WHAT THIS TASK INVOLVES: Starting at the first line of the entries and ending at the line containing "meta-separator: • (113, 9, 119, 24)", rewrite them with "clickable" substituted for each occurrence of "interactable". Leave every other character unchanged.

SUPPLIED DATA:

___

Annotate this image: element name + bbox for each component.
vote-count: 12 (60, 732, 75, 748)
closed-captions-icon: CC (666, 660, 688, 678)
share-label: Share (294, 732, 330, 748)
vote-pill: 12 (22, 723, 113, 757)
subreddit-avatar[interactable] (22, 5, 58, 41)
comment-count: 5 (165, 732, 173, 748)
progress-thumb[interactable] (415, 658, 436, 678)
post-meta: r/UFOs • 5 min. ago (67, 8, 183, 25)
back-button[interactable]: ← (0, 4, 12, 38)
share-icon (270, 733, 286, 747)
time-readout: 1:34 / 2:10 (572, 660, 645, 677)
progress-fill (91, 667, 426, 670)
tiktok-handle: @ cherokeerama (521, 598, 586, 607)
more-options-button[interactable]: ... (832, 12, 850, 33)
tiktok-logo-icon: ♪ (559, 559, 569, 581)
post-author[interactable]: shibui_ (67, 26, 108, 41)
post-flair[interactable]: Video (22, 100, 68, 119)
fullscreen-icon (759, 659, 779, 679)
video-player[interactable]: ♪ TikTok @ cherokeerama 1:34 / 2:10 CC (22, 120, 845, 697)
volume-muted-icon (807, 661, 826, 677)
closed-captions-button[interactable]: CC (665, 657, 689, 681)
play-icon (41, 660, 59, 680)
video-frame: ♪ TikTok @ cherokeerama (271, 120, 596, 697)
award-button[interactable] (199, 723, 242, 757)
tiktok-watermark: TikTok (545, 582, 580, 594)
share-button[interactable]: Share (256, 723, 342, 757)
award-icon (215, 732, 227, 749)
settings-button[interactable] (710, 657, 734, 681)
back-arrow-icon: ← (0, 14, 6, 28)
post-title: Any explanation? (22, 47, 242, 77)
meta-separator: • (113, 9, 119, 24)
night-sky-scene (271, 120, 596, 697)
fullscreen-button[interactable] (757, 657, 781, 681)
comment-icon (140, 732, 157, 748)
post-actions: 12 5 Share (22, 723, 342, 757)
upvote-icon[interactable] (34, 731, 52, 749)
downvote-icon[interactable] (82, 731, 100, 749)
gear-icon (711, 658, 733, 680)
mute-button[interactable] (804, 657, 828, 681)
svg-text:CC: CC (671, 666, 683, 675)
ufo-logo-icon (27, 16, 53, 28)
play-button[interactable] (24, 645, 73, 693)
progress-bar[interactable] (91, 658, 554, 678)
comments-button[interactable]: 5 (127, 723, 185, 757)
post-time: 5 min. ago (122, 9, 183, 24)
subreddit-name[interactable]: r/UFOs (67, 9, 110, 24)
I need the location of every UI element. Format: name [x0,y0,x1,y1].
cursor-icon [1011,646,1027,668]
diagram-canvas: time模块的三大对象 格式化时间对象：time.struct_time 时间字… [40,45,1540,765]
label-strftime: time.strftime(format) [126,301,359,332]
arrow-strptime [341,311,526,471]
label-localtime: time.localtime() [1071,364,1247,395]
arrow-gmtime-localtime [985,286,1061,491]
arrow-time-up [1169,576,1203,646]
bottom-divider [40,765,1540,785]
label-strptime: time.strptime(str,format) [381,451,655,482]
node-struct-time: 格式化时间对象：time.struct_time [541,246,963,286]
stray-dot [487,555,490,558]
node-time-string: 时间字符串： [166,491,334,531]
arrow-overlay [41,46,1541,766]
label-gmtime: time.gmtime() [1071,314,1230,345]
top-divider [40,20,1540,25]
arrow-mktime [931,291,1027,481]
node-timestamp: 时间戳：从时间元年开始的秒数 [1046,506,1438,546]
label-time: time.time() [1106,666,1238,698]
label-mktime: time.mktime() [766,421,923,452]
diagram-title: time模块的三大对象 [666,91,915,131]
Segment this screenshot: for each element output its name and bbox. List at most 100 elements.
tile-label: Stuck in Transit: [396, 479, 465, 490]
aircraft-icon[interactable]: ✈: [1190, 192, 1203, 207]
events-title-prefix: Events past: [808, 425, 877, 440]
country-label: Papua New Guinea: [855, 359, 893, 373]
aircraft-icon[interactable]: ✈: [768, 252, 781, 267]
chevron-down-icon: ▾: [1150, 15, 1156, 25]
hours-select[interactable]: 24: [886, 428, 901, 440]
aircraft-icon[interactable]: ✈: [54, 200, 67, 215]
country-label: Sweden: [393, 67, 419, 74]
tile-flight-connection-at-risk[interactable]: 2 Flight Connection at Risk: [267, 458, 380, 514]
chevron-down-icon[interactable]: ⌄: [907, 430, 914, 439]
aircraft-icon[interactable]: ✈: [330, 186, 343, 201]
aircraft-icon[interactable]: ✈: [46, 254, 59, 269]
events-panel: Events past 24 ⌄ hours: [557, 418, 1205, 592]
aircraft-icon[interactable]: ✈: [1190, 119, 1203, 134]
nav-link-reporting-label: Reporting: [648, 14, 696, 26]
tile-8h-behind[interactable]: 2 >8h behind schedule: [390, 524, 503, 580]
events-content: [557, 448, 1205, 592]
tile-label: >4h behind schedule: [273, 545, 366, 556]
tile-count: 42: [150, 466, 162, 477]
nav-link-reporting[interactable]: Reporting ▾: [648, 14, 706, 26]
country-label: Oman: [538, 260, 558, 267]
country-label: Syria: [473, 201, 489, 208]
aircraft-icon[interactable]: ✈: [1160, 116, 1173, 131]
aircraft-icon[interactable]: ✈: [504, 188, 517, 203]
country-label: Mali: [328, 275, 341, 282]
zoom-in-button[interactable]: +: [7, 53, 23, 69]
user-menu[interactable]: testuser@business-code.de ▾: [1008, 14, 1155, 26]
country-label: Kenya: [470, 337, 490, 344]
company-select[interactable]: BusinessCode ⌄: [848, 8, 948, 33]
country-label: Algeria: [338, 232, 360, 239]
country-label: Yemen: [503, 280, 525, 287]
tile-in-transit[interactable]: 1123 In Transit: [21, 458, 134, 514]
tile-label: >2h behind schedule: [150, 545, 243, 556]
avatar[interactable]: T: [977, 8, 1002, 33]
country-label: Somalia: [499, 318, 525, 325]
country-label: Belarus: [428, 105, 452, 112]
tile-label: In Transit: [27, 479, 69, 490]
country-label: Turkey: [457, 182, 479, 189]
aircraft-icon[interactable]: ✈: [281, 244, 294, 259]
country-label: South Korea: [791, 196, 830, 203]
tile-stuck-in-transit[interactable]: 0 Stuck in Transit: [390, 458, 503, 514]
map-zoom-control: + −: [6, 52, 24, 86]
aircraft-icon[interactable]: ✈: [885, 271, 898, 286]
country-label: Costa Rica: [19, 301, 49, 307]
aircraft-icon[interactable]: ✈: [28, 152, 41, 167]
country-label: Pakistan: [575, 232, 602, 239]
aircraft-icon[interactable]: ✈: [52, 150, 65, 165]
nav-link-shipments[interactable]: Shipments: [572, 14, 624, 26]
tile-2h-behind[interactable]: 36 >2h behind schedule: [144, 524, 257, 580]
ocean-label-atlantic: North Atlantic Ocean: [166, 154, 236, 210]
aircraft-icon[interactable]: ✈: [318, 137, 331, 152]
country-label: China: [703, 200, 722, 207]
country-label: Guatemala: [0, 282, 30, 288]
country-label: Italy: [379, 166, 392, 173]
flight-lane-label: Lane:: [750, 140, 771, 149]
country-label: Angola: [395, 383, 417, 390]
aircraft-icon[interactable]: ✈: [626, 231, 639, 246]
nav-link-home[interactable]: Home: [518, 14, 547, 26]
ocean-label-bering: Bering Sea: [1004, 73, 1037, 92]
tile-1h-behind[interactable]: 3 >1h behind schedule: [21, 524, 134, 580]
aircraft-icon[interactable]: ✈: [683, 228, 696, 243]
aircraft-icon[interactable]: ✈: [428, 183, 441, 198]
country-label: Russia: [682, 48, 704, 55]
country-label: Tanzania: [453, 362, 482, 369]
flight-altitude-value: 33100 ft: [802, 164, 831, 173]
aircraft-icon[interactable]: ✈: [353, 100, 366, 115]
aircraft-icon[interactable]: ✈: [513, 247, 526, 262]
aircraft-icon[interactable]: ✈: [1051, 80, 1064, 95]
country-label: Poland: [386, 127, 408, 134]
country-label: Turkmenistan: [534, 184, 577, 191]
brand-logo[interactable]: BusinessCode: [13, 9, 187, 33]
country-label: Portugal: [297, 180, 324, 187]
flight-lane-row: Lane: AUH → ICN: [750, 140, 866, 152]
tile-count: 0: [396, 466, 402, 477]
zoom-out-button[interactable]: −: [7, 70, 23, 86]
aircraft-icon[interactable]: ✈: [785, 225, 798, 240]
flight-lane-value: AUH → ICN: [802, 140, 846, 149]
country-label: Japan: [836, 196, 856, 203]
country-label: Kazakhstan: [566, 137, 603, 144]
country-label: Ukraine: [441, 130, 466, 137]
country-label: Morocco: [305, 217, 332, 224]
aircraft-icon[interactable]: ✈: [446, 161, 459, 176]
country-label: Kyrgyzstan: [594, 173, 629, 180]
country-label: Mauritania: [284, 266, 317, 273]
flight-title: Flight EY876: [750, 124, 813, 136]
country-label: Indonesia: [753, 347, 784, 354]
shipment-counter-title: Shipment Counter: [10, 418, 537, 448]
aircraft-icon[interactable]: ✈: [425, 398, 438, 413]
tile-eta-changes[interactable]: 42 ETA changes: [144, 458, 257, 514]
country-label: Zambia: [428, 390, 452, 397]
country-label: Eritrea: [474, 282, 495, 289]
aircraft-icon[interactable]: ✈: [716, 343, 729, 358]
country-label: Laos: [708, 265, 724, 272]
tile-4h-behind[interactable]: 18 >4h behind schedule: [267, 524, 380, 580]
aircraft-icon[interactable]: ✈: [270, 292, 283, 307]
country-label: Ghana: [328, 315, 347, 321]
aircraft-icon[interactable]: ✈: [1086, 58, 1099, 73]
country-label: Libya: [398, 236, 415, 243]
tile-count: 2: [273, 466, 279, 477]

___

WRITTEN SOLUTION:
Annotate this image: element name + bbox for each component.
vote-count: 12 (60, 732, 75, 748)
closed-captions-icon: CC (666, 660, 688, 678)
share-label: Share (294, 732, 330, 748)
vote-pill: 12 (22, 723, 113, 757)
subreddit-avatar[clickable] (22, 5, 58, 41)
comment-count: 5 (165, 732, 173, 748)
progress-thumb[clickable] (415, 658, 436, 678)
post-meta: r/UFOs • 5 min. ago (67, 8, 183, 25)
back-button[clickable]: ← (0, 4, 12, 38)
share-icon (270, 733, 286, 747)
time-readout: 1:34 / 2:10 (572, 660, 645, 677)
progress-fill (91, 667, 426, 670)
tiktok-handle: @ cherokeerama (521, 598, 586, 607)
more-options-button[clickable]: ... (832, 12, 850, 33)
tiktok-logo-icon: ♪ (559, 559, 569, 581)
post-author[clickable]: shibui_ (67, 26, 108, 41)
post-flair[clickable]: Video (22, 100, 68, 119)
fullscreen-icon (759, 659, 779, 679)
video-player[clickable]: ♪ TikTok @ cherokeerama 1:34 / 2:10 CC (22, 120, 845, 697)
volume-muted-icon (807, 661, 826, 677)
closed-captions-button[clickable]: CC (665, 657, 689, 681)
play-icon (41, 660, 59, 680)
video-frame: ♪ TikTok @ cherokeerama (271, 120, 596, 697)
award-button[clickable] (199, 723, 242, 757)
tiktok-watermark: TikTok (545, 582, 580, 594)
share-button[clickable]: Share (256, 723, 342, 757)
award-icon (215, 732, 227, 749)
settings-button[clickable] (710, 657, 734, 681)
back-arrow-icon: ← (0, 14, 6, 28)
post-title: Any explanation? (22, 47, 242, 77)
meta-separator: • (113, 9, 119, 24)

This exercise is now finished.